> [AIM OF THE EXERCISE]: Find the lines below that contain the string "Stel". Copy each one.

> [RECORDED INFORMATION]:
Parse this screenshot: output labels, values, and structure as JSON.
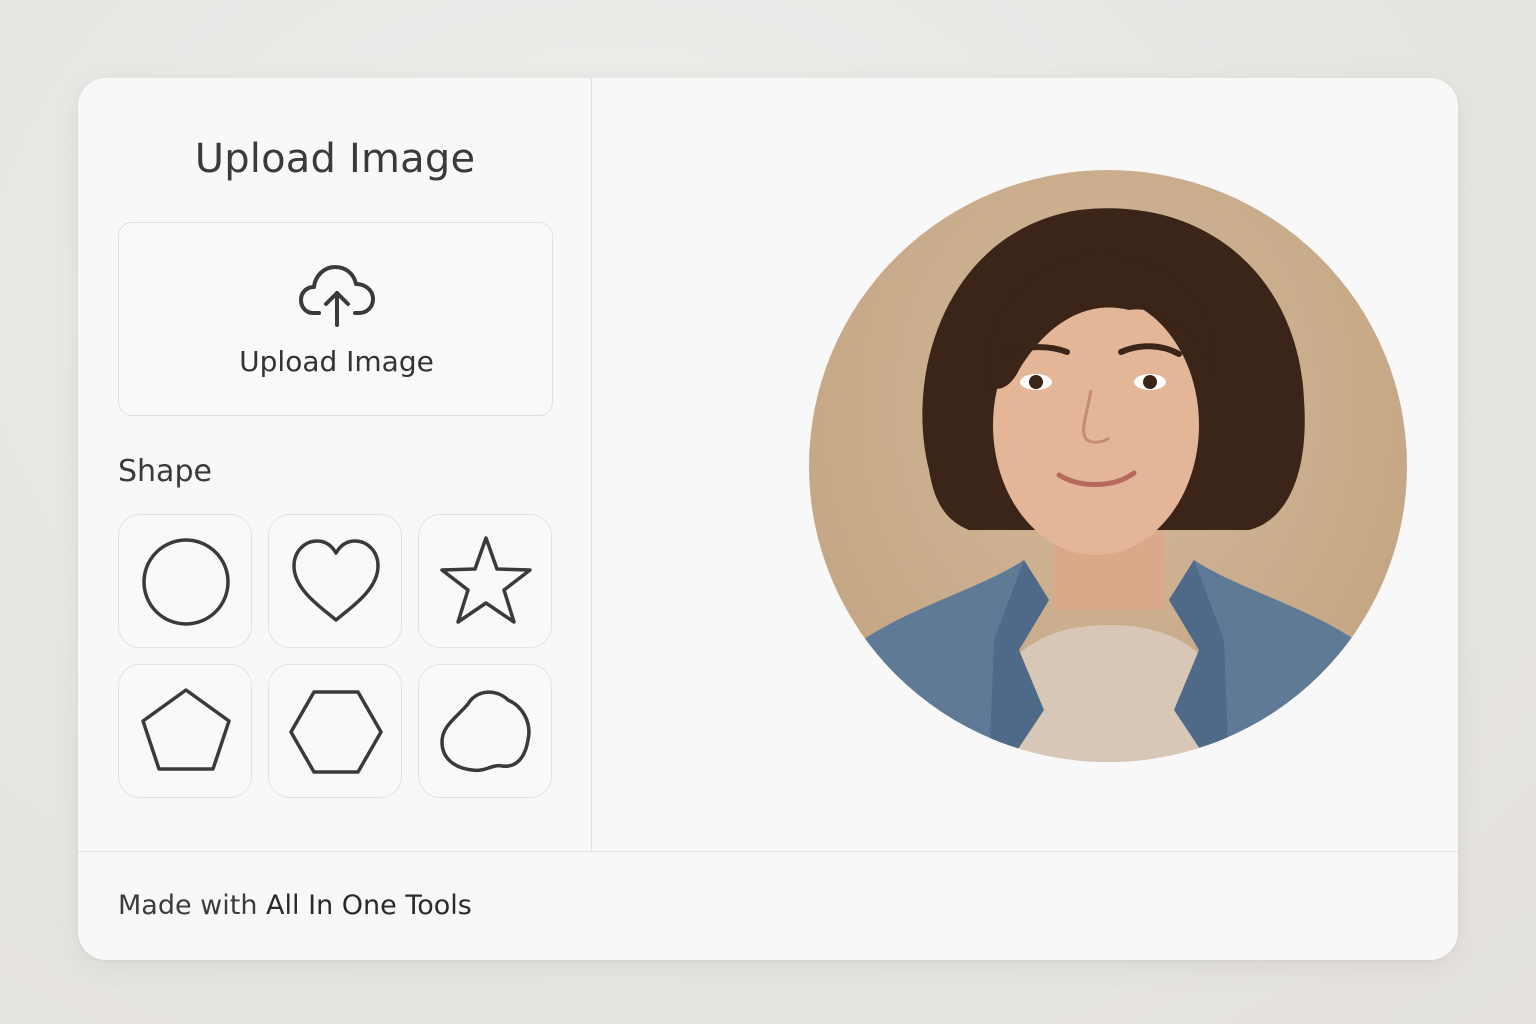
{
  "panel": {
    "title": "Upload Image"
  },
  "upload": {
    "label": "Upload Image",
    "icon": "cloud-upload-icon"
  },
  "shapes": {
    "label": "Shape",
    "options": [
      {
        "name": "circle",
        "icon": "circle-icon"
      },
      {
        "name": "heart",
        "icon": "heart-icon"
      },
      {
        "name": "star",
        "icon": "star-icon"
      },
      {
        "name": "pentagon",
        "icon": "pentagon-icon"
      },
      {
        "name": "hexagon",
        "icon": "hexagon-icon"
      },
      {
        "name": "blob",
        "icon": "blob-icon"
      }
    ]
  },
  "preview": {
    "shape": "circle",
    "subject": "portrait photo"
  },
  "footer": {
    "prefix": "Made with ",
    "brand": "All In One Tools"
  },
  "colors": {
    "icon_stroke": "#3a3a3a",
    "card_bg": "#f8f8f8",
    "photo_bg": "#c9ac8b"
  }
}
* * *
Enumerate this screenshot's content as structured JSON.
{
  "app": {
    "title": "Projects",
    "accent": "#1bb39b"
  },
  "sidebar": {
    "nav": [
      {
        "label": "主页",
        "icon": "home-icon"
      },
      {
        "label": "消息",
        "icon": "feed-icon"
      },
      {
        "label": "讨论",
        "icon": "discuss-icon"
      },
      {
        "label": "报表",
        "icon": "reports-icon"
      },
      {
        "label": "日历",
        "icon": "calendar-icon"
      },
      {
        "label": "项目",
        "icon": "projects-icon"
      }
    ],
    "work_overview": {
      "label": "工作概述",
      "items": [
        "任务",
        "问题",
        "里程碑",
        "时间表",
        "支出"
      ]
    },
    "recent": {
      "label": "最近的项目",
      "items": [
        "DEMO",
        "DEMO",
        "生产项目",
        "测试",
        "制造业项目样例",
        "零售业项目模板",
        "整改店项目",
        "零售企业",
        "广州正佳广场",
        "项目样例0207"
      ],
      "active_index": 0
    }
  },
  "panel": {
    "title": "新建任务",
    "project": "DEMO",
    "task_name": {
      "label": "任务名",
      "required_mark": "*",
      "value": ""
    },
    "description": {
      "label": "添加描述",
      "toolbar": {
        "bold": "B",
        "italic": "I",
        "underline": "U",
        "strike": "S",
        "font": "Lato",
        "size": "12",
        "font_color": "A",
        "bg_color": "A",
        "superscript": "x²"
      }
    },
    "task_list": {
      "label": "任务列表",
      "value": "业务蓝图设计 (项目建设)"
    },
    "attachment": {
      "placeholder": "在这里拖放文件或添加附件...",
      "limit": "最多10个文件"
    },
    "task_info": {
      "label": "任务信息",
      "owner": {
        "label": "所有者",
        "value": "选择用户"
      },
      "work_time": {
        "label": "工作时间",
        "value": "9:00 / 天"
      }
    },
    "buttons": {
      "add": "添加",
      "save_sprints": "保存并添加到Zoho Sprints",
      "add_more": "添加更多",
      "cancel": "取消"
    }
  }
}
...
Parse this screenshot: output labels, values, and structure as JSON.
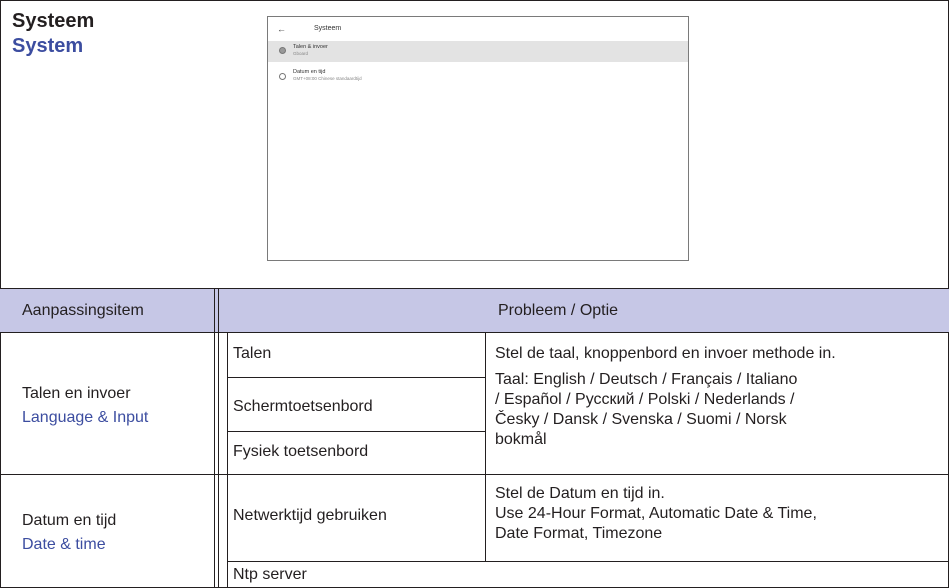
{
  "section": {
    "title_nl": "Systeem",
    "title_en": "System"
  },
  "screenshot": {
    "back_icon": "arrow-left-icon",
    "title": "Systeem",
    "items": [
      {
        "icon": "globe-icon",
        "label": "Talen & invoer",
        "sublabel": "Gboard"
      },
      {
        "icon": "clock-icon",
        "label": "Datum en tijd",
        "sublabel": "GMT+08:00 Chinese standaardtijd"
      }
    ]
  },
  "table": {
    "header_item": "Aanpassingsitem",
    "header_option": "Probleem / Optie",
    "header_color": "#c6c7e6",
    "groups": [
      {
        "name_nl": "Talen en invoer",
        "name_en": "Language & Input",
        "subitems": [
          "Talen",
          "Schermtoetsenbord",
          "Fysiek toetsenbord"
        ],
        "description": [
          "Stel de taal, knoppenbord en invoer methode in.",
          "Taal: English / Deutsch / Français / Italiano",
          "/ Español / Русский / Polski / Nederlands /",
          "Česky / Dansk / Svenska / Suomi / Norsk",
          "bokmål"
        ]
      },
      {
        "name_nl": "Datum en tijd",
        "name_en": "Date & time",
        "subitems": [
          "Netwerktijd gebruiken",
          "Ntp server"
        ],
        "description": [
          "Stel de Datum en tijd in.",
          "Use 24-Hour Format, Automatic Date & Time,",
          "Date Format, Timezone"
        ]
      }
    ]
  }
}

> [ANSWER TO THE TASK]:
          "Stel de taal, knoppenbord en invoer methode in.",
          "Stel de Datum en tijd in.",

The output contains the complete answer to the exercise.